- _Data listing_:
━━━━━━━━━━━━━━━━━━━━━━━━━━━━━━

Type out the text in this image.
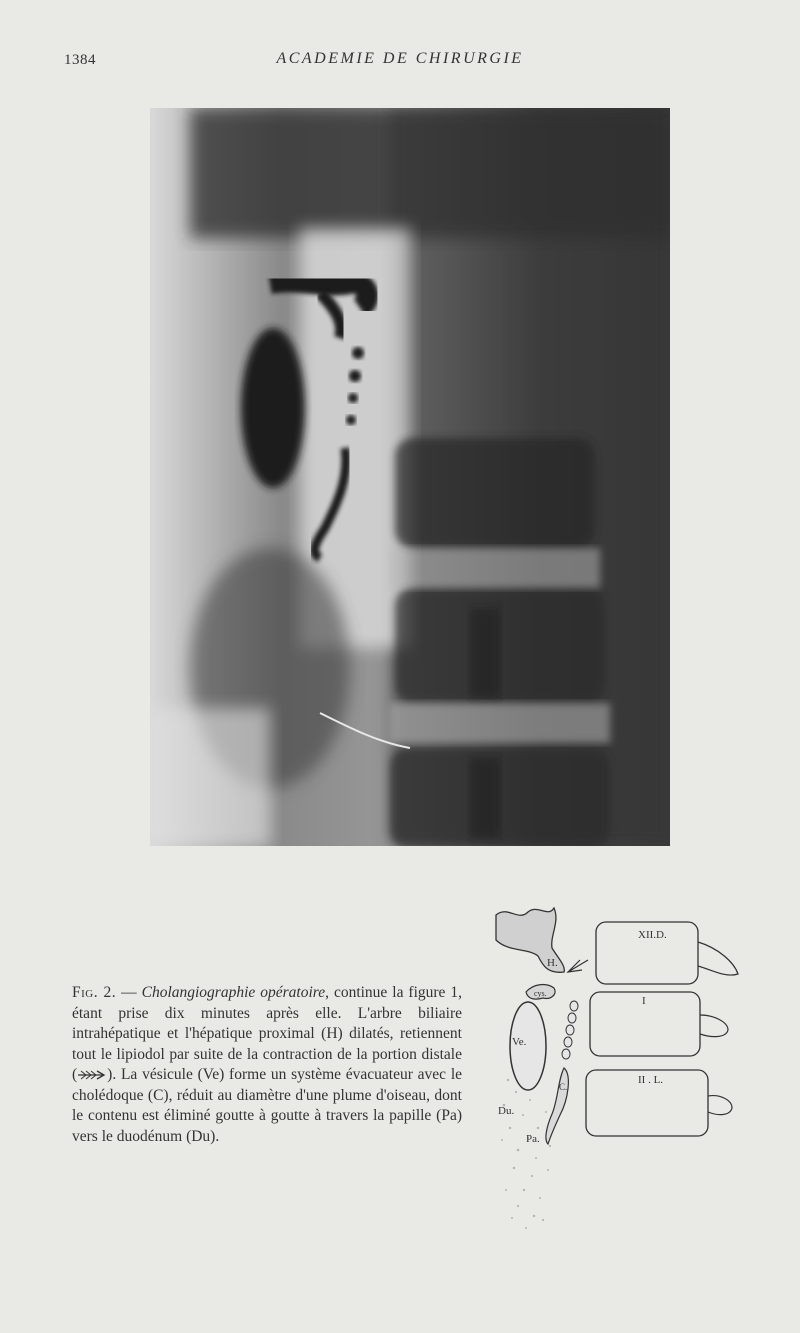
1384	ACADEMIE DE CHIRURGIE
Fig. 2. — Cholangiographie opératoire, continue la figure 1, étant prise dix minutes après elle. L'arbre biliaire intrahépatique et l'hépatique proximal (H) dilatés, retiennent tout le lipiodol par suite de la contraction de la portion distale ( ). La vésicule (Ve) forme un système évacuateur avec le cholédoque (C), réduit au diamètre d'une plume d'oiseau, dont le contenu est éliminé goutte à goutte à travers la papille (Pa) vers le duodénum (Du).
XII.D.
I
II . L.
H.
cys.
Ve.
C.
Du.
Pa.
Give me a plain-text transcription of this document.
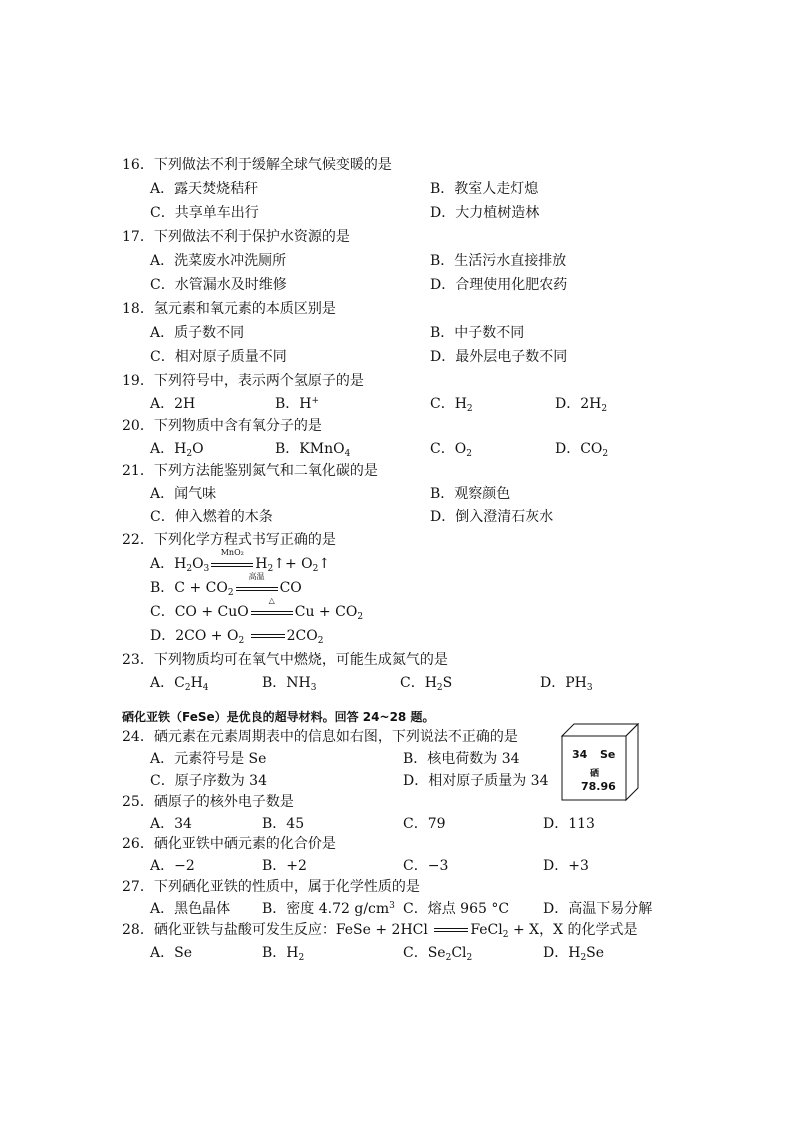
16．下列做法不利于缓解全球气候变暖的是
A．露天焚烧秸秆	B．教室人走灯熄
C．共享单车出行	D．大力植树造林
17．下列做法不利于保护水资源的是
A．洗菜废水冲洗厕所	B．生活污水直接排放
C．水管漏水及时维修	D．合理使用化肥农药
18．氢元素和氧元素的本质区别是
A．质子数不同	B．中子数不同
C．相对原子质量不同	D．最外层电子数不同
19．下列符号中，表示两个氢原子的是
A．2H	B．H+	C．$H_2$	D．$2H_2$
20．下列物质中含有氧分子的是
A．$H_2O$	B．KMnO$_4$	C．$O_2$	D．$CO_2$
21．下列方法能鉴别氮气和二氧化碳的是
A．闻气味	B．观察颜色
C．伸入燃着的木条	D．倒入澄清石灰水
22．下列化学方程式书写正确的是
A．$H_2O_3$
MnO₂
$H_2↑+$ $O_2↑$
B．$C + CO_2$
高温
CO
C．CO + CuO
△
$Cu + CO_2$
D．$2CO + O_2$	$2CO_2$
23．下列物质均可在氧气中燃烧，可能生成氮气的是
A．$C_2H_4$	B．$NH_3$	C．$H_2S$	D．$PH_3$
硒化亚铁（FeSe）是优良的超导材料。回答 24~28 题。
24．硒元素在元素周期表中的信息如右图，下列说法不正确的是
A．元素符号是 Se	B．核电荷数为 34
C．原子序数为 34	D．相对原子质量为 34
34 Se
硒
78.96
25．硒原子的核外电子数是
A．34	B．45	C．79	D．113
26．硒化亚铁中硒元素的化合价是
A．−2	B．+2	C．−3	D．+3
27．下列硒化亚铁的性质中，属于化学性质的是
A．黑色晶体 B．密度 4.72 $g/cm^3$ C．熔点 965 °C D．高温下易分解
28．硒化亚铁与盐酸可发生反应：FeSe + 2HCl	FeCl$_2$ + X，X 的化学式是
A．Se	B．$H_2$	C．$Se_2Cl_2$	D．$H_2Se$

━━━━━━━━━━━━━━━━━━━━━━━━━━━━━━

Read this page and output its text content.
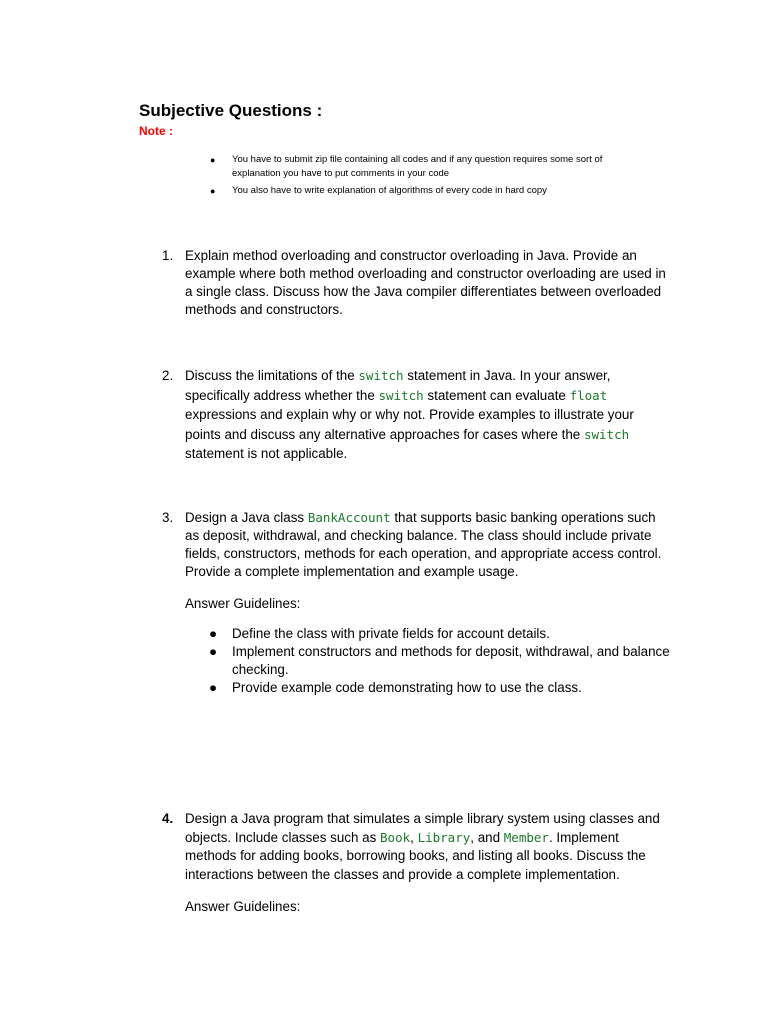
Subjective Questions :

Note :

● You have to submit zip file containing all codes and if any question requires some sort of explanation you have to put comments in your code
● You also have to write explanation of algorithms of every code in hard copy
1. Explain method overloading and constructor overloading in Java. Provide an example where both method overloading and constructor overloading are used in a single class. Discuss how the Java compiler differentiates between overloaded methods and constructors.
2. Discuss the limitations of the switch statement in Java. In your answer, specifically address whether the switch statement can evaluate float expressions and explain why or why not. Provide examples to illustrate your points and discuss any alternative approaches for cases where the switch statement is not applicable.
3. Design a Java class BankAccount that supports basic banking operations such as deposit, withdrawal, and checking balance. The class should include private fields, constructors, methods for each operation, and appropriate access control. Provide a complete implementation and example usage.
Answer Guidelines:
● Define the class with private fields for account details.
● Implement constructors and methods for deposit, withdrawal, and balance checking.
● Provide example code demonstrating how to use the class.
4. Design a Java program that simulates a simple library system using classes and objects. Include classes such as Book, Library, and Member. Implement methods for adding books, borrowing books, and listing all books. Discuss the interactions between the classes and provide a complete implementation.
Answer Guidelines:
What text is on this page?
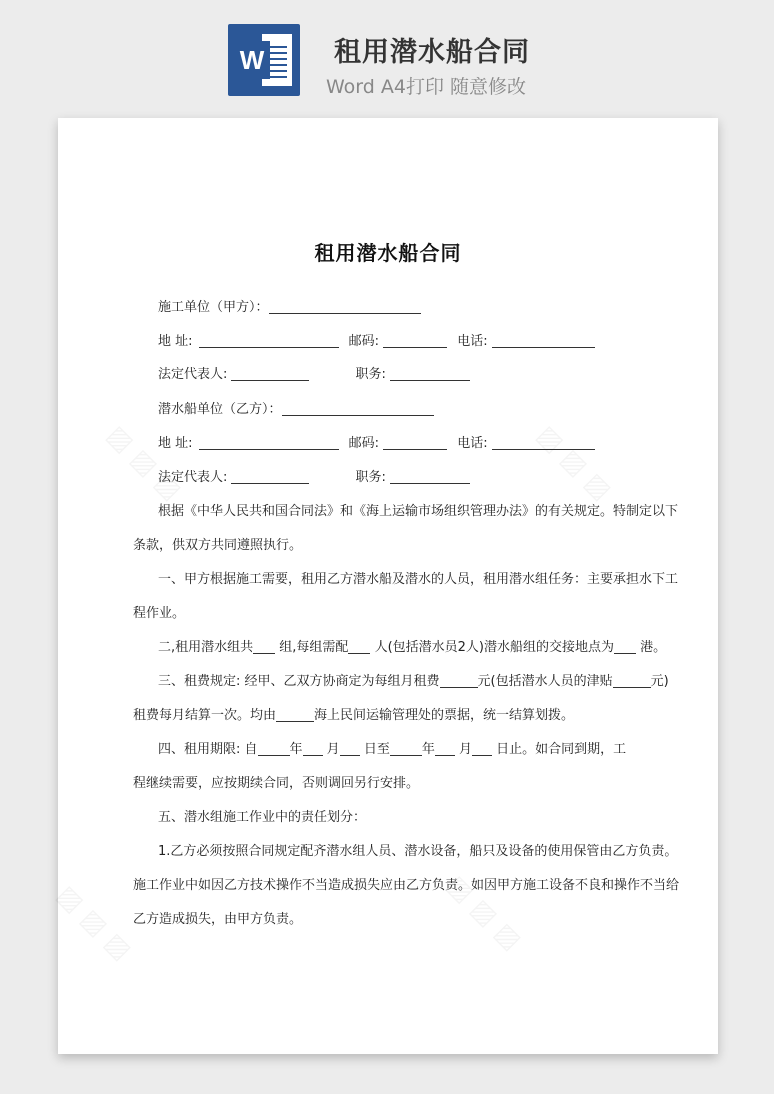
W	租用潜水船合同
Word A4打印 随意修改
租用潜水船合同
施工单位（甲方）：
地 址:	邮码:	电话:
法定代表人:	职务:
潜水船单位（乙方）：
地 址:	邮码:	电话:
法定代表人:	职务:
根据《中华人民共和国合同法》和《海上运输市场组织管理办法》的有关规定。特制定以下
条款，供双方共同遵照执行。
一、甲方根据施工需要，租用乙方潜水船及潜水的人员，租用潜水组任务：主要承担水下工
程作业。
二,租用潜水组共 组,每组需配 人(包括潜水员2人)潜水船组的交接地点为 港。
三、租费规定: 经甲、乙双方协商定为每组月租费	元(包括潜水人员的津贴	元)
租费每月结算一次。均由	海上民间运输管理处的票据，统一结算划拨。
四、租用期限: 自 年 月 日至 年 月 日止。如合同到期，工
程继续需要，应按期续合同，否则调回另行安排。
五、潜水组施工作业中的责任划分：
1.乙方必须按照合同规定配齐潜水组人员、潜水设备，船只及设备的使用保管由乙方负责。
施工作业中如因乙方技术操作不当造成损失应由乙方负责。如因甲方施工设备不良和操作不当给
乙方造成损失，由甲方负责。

━━━━━━━━━━━━━━━━━━━━━━━━━━━━━━

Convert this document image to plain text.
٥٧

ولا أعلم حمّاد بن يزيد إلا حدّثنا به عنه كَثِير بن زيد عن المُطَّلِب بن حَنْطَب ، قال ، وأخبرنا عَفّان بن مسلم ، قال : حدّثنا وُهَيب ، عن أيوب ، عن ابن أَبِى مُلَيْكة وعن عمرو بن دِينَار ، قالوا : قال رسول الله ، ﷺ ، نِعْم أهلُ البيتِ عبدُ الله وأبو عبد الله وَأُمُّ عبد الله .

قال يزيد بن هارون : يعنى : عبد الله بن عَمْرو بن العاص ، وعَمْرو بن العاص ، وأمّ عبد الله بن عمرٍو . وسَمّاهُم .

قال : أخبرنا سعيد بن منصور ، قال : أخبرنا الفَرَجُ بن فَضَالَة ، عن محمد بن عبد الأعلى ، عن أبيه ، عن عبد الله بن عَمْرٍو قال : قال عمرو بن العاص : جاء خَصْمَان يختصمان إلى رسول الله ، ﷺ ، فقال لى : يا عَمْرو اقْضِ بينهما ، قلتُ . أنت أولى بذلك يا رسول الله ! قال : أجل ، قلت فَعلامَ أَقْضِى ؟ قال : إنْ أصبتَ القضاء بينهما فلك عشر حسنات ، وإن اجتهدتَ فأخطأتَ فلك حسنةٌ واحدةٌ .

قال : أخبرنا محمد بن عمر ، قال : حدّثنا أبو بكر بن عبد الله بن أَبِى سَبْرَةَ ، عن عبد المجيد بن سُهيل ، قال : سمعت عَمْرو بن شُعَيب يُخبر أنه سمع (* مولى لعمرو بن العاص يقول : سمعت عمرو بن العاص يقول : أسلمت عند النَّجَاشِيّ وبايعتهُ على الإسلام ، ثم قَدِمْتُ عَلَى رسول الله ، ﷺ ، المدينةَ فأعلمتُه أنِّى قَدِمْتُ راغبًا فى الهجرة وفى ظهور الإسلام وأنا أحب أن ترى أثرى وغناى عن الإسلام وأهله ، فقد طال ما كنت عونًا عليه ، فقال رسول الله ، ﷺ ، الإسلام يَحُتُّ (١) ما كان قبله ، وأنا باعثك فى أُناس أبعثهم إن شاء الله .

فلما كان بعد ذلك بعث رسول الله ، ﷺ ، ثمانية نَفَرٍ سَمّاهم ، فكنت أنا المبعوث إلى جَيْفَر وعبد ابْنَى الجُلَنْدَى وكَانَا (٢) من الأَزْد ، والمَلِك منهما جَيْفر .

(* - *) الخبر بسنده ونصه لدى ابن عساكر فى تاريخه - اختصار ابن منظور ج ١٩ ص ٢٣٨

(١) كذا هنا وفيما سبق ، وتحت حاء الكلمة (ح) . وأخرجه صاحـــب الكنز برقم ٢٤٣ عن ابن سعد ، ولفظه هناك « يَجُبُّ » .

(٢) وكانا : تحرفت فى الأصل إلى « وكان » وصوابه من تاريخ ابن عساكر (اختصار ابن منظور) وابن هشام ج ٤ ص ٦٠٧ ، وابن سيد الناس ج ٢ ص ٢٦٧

━━━━━━━━━━━━━━━━━━━━━━━━━━━━━━

- _What to do_: Filter the records down to the lines that contain the string "checking", and copy those lines.

- _The completed task_:
3. Design a Java class BankAccount that supports basic banking operations such as deposit, withdrawal, and checking balance. The class should include private fields, constructors, methods for each operation, and appropriate access control. Provide a complete implementation and example usage.
● Implement constructors and methods for deposit, withdrawal, and balance checking.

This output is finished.